## WRITTEN REQUEST
Transcribe the data word for word, starting at its first line and ending at the line that contains "502, 974, 519]", with both of those lines included.

## EXTRACTED MATERIAL

--

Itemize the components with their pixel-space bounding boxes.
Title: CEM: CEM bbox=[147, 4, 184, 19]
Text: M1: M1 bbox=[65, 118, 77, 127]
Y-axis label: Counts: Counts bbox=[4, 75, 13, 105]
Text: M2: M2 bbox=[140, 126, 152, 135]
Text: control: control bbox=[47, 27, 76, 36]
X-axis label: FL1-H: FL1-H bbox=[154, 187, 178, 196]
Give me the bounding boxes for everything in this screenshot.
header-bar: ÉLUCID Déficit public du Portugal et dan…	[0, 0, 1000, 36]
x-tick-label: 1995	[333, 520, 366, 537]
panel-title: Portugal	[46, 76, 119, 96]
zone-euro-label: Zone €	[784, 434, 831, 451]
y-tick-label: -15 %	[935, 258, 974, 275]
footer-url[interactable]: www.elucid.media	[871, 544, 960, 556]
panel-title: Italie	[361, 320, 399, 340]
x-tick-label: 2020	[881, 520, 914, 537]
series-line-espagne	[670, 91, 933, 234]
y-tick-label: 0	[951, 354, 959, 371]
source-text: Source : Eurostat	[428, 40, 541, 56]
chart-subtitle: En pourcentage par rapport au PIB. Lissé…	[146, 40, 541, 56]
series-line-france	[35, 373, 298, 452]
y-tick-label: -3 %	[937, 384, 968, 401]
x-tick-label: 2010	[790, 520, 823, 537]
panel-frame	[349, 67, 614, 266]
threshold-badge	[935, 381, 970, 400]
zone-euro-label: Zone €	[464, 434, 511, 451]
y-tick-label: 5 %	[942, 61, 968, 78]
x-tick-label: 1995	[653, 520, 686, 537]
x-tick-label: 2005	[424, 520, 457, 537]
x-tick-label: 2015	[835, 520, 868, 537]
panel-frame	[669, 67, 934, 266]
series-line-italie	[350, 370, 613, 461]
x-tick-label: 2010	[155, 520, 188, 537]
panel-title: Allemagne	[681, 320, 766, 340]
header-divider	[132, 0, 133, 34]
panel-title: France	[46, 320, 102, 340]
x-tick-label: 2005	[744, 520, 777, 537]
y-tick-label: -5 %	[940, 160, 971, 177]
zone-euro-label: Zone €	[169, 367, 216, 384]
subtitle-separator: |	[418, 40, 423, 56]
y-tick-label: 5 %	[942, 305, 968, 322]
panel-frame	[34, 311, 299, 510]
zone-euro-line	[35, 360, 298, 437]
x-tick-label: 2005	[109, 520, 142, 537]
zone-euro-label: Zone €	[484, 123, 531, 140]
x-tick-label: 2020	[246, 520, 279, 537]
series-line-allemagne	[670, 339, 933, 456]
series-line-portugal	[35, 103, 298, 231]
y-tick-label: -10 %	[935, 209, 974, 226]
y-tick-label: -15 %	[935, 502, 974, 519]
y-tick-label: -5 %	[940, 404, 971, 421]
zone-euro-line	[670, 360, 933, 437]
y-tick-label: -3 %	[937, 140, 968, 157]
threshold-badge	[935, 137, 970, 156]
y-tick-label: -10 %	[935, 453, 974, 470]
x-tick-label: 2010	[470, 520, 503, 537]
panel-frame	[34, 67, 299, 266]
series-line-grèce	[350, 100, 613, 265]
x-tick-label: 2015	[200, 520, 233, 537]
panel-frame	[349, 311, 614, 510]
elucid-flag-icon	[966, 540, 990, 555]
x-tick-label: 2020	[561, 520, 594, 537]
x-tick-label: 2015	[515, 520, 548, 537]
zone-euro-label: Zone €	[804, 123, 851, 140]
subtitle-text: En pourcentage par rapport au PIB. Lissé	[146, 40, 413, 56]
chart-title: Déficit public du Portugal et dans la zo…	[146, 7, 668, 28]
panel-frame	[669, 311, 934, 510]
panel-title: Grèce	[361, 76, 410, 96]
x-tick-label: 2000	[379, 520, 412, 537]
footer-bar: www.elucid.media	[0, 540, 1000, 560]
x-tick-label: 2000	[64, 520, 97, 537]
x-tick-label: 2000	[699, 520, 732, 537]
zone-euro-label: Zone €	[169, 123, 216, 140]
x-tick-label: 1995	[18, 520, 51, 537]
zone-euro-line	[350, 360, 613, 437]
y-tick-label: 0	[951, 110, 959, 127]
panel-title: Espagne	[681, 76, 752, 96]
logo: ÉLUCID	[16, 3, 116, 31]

--

## REPLY
Itemize the components with their pixel-space bounding boxes.
Title: CEM: CEM bbox=[147, 4, 184, 19]
Text: M1: M1 bbox=[65, 118, 77, 127]
Y-axis label: Counts: Counts bbox=[4, 75, 13, 105]
Text: M2: M2 bbox=[140, 126, 152, 135]
Text: control: control bbox=[47, 27, 76, 36]
X-axis label: FL1-H: FL1-H bbox=[154, 187, 178, 196]
Give me the bounding boxes for everything in this screenshot.
header-bar: ÉLUCID Déficit public du Portugal et dan…	[0, 0, 1000, 36]
x-tick-label: 1995	[333, 520, 366, 537]
panel-title: Portugal	[46, 76, 119, 96]
zone-euro-label: Zone €	[784, 434, 831, 451]
y-tick-label: -15 %	[935, 258, 974, 275]
footer-url[interactable]: www.elucid.media	[871, 544, 960, 556]
panel-title: Italie	[361, 320, 399, 340]
x-tick-label: 2020	[881, 520, 914, 537]
series-line-espagne	[670, 91, 933, 234]
y-tick-label: 0	[951, 354, 959, 371]
source-text: Source : Eurostat	[428, 40, 541, 56]
chart-subtitle: En pourcentage par rapport au PIB. Lissé…	[146, 40, 541, 56]
series-line-france	[35, 373, 298, 452]
y-tick-label: -3 %	[937, 384, 968, 401]
x-tick-label: 2010	[790, 520, 823, 537]
panel-frame	[349, 67, 614, 266]
threshold-badge	[935, 381, 970, 400]
zone-euro-label: Zone €	[464, 434, 511, 451]
y-tick-label: 5 %	[942, 61, 968, 78]
x-tick-label: 1995	[653, 520, 686, 537]
x-tick-label: 2005	[424, 520, 457, 537]
x-tick-label: 2015	[835, 520, 868, 537]
panel-frame	[669, 67, 934, 266]
series-line-italie	[350, 370, 613, 461]
x-tick-label: 2010	[155, 520, 188, 537]
panel-title: Allemagne	[681, 320, 766, 340]
header-divider	[132, 0, 133, 34]
panel-title: France	[46, 320, 102, 340]
x-tick-label: 2005	[744, 520, 777, 537]
y-tick-label: -5 %	[940, 160, 971, 177]
zone-euro-label: Zone €	[169, 367, 216, 384]
subtitle-separator: |	[418, 40, 423, 56]
y-tick-label: 5 %	[942, 305, 968, 322]
panel-frame	[34, 311, 299, 510]
zone-euro-line	[35, 360, 298, 437]
x-tick-label: 2005	[109, 520, 142, 537]
zone-euro-label: Zone €	[484, 123, 531, 140]
x-tick-label: 2020	[246, 520, 279, 537]
series-line-allemagne	[670, 339, 933, 456]
series-line-portugal	[35, 103, 298, 231]
y-tick-label: -10 %	[935, 209, 974, 226]
y-tick-label: -15 %	[935, 502, 974, 519]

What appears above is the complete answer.